→ EXERCISE DIRECTIONS: Write out all of the data without omission, exactly as shown.
::::
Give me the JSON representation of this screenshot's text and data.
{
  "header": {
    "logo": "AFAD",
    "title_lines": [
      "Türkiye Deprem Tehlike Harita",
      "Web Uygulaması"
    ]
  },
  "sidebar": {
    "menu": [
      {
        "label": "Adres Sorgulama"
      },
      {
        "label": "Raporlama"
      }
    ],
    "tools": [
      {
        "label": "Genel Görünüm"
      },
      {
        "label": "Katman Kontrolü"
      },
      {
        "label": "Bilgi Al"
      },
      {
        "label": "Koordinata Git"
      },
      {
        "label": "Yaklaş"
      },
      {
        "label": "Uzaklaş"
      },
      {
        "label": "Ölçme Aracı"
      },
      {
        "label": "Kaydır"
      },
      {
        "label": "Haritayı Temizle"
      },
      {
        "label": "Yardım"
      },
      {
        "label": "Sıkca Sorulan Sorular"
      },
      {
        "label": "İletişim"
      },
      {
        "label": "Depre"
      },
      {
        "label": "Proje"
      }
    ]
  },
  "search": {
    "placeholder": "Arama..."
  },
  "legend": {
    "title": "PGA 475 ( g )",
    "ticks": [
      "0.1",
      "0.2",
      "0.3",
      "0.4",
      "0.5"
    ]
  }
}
::::
→ IN RESPONSE:
Give me the JSON representation of this screenshot's text and data.
{
  "header": {
    "logo": "AFAD",
    "title_lines": [
      "Türkiye Deprem Tehlike Harita",
      "Web Uygulaması"
    ]
  },
  "sidebar": {
    "menu": [
      {
        "label": "Adres Sorgulama"
      },
      {
        "label": "Raporlama"
      }
    ],
    "tools": [
      {
        "label": "Genel Görünüm"
      },
      {
        "label": "Katman Kontrolü"
      },
      {
        "label": "Bilgi Al"
      },
      {
        "label": "Koordinata Git"
      },
      {
        "label": "Yaklaş"
      },
      {
        "label": "Uzaklaş"
      },
      {
        "label": "Ölçme Aracı"
      },
      {
        "label": "Kaydır"
      },
      {
        "label": "Haritayı Temizle"
      },
      {
        "label": "Yardım"
      },
      {
        "label": "Sıkca Sorulan Sorular"
      },
      {
        "label": "İletişim"
      },
      {
        "label": "Depre"
      },
      {
        "label": "Proje"
      }
    ]
  },
  "search": {
    "placeholder": "Arama..."
  },
  "legend": {
    "title": "PGA 475 ( g )",
    "ticks": [
      "0.1",
      "0.2",
      "0.3",
      "0.4",
      "0.5"
    ]
  }
}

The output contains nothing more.